# WHAT THE EXERCISE ASKS:
Repeat the lines below with each "chevron-down-icon" renamed to "dropdown-arrow-icon" and nothing else altered, leaving out the pictures.

— Start DATA TO PROCESS —

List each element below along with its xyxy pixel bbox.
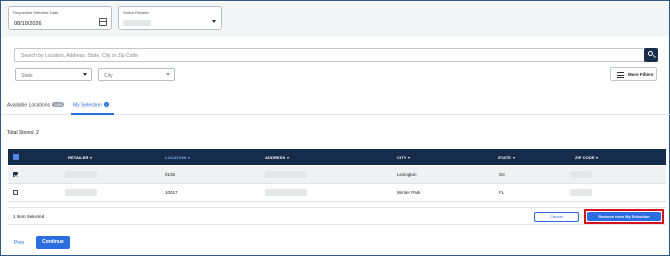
search-input[interactable]: Search by Location, Address, State, City…: [14, 48, 658, 62]
state-cell: SC: [499, 172, 506, 177]
search-icon: [648, 51, 653, 56]
address-cell-redacted: [265, 171, 307, 178]
zip-cell-redacted: [570, 171, 592, 178]
more-filters-label: More Filters: [628, 72, 654, 77]
column-label: STATE: [498, 155, 512, 160]
chevron-down-icon: [166, 73, 170, 76]
calendar-icon[interactable]: [99, 18, 107, 26]
sort-icon: [512, 156, 515, 159]
tab-label: My Selection: [73, 102, 102, 109]
tab-count-badge: 1: [103, 102, 110, 107]
address-cell-redacted: [265, 189, 307, 196]
zip-cell-redacted: [570, 189, 592, 196]
sort-icon: [187, 156, 190, 159]
city-placeholder: City: [104, 72, 113, 79]
app-frame: Requested Effective Date 08/10/2026 Sele…: [0, 0, 670, 256]
prev-link[interactable]: Prev: [14, 240, 24, 246]
column-label: ADDRESS: [265, 155, 286, 160]
chevron-down-icon: [212, 20, 216, 23]
selected-count: 1 Item Selected: [13, 214, 45, 219]
tab-my-selection[interactable]: My Selection 1: [73, 102, 110, 109]
tab-count-badge: 1466: [52, 102, 64, 107]
search-placeholder: Search by Location, Address, State, City…: [21, 52, 139, 59]
selection-footer: 1 Item Selected Cancel Remove from My Se…: [8, 207, 666, 225]
column-zip-code[interactable]: ZIP CODE: [575, 155, 599, 160]
sort-icon: [286, 156, 289, 159]
retailer-value-redacted: [123, 20, 151, 26]
tab-label: Available Locations: [7, 102, 50, 109]
column-retailer[interactable]: RETAILER: [68, 155, 93, 160]
remove-from-selection-button[interactable]: Remove from My Selection: [587, 212, 661, 221]
column-label: LOCATION: [165, 155, 187, 160]
column-label: RETAILER: [68, 155, 89, 160]
table-row[interactable]: 0135 Lexington SC: [8, 166, 666, 184]
table-header: RETAILER LOCATION ADDRESS CITY STATE ZIP…: [8, 149, 666, 165]
retailer-cell-redacted: [65, 171, 97, 178]
remove-button-highlight: Remove from My Selection: [584, 209, 664, 224]
sort-icon: [90, 156, 93, 159]
location-cell: 10017: [165, 190, 178, 195]
city-cell: Winter Park: [397, 190, 421, 195]
table-row[interactable]: 10017 Winter Park FL: [8, 184, 666, 202]
tab-available-locations[interactable]: Available Locations 1466: [7, 102, 64, 109]
sort-icon: [408, 156, 411, 159]
effective-date-label: Requested Effective Date: [13, 10, 59, 15]
more-filters-button[interactable]: More Filters: [610, 67, 657, 81]
column-label: CITY: [397, 155, 407, 160]
retailer-select[interactable]: Select Retailer: [118, 6, 222, 30]
column-address[interactable]: ADDRESS: [265, 155, 289, 160]
city-cell: Lexington: [397, 172, 417, 177]
row-checkbox[interactable]: [13, 190, 18, 195]
state-select[interactable]: State: [15, 68, 92, 81]
city-select[interactable]: City: [98, 68, 175, 81]
column-label: ZIP CODE: [575, 155, 595, 160]
retailer-cell-redacted: [65, 189, 97, 196]
location-cell: 0135: [165, 172, 176, 177]
cancel-button[interactable]: Cancel: [534, 212, 579, 222]
effective-date-field[interactable]: Requested Effective Date 08/10/2026: [8, 6, 112, 30]
total-stores: Total Stores: 2: [7, 130, 39, 136]
active-tab-indicator: [71, 113, 114, 115]
column-state[interactable]: STATE: [498, 155, 515, 160]
state-placeholder: State: [21, 72, 33, 79]
search-button[interactable]: [644, 48, 658, 62]
filter-header: Requested Effective Date 08/10/2026 Sele…: [2, 2, 669, 37]
effective-date-value: 08/10/2026: [14, 21, 42, 27]
select-all-checkbox[interactable]: [13, 154, 19, 160]
chevron-down-icon: [83, 73, 87, 76]
continue-button[interactable]: Continue: [36, 236, 70, 249]
state-cell: FL: [499, 190, 505, 195]
column-location[interactable]: LOCATION: [165, 155, 190, 160]
retailer-label: Select Retailer: [123, 10, 150, 15]
row-checkbox[interactable]: [13, 172, 18, 177]
filter-sliders-icon: [617, 72, 624, 78]
sort-icon: [596, 156, 599, 159]
column-city[interactable]: CITY: [397, 155, 411, 160]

— End DATA TO PROCESS —

# TASK RESPONSE:
List each element below along with its xyxy pixel bbox.
search-input[interactable]: Search by Location, Address, State, City…: [14, 48, 658, 62]
state-cell: SC: [499, 172, 506, 177]
search-icon: [648, 51, 653, 56]
address-cell-redacted: [265, 171, 307, 178]
zip-cell-redacted: [570, 171, 592, 178]
more-filters-label: More Filters: [628, 72, 654, 77]
column-label: STATE: [498, 155, 512, 160]
dropdown-arrow-icon: [166, 73, 170, 76]
calendar-icon[interactable]: [99, 18, 107, 26]
sort-icon: [512, 156, 515, 159]
tab-label: My Selection: [73, 102, 102, 109]
tab-count-badge: 1: [103, 102, 110, 107]
address-cell-redacted: [265, 189, 307, 196]
zip-cell-redacted: [570, 189, 592, 196]
sort-icon: [187, 156, 190, 159]
city-placeholder: City: [104, 72, 113, 79]
app-frame: Requested Effective Date 08/10/2026 Sele…: [0, 0, 670, 256]
prev-link[interactable]: Prev: [14, 240, 24, 246]
column-label: ADDRESS: [265, 155, 286, 160]
dropdown-arrow-icon: [212, 20, 216, 23]
selected-count: 1 Item Selected: [13, 214, 45, 219]
tab-my-selection[interactable]: My Selection 1: [73, 102, 110, 109]
tab-count-badge: 1466: [52, 102, 64, 107]
search-placeholder: Search by Location, Address, State, City…: [21, 52, 139, 59]
selection-footer: 1 Item Selected Cancel Remove from My Se…: [8, 207, 666, 225]
column-zip-code[interactable]: ZIP CODE: [575, 155, 599, 160]
sort-icon: [286, 156, 289, 159]
retailer-value-redacted: [123, 20, 151, 26]
tab-label: Available Locations: [7, 102, 50, 109]
column-retailer[interactable]: RETAILER: [68, 155, 93, 160]
remove-from-selection-button[interactable]: Remove from My Selection: [587, 212, 661, 221]
column-label: LOCATION: [165, 155, 187, 160]
column-label: RETAILER: [68, 155, 89, 160]
table-row[interactable]: 0135 Lexington SC: [8, 166, 666, 184]
table-header: RETAILER LOCATION ADDRESS CITY STATE ZIP…: [8, 149, 666, 165]
retailer-cell-redacted: [65, 171, 97, 178]
remove-button-highlight: Remove from My Selection: [584, 209, 664, 224]
sort-icon: [90, 156, 93, 159]
location-cell: 10017: [165, 190, 178, 195]
city-cell: Winter Park: [397, 190, 421, 195]
table-row[interactable]: 10017 Winter Park FL: [8, 184, 666, 202]
tab-available-locations[interactable]: Available Locations 1466: [7, 102, 64, 109]
sort-icon: [408, 156, 411, 159]
effective-date-label: Requested Effective Date: [13, 10, 59, 15]
more-filters-button[interactable]: More Filters: [610, 67, 657, 81]
column-label: CITY: [397, 155, 407, 160]
retailer-select[interactable]: Select Retailer: [118, 6, 222, 30]
column-address[interactable]: ADDRESS: [265, 155, 289, 160]
city-cell: Lexington: [397, 172, 417, 177]
row-checkbox[interactable]: [13, 190, 18, 195]
state-select[interactable]: State: [15, 68, 92, 81]
city-select[interactable]: City: [98, 68, 175, 81]
column-label: ZIP CODE: [575, 155, 595, 160]
retailer-cell-redacted: [65, 189, 97, 196]
location-cell: 0135: [165, 172, 176, 177]
cancel-button[interactable]: Cancel: [534, 212, 579, 222]
effective-date-field[interactable]: Requested Effective Date 08/10/2026: [8, 6, 112, 30]
total-stores: Total Stores: 2: [7, 130, 39, 136]
active-tab-indicator: [71, 113, 114, 115]
column-state[interactable]: STATE: [498, 155, 515, 160]
state-placeholder: State: [21, 72, 33, 79]
search-button[interactable]: [644, 48, 658, 62]
filter-header: Requested Effective Date 08/10/2026 Sele…: [2, 2, 669, 37]
effective-date-value: 08/10/2026: [14, 21, 42, 27]
select-all-checkbox[interactable]: [13, 154, 19, 160]
dropdown-arrow-icon: [83, 73, 87, 76]
continue-button[interactable]: Continue: [36, 236, 70, 249]
state-cell: FL: [499, 190, 505, 195]
column-location[interactable]: LOCATION: [165, 155, 190, 160]
retailer-label: Select Retailer: [123, 10, 150, 15]
row-checkbox[interactable]: [13, 172, 18, 177]
filter-sliders-icon: [617, 72, 624, 78]
sort-icon: [596, 156, 599, 159]
column-city[interactable]: CITY: [397, 155, 411, 160]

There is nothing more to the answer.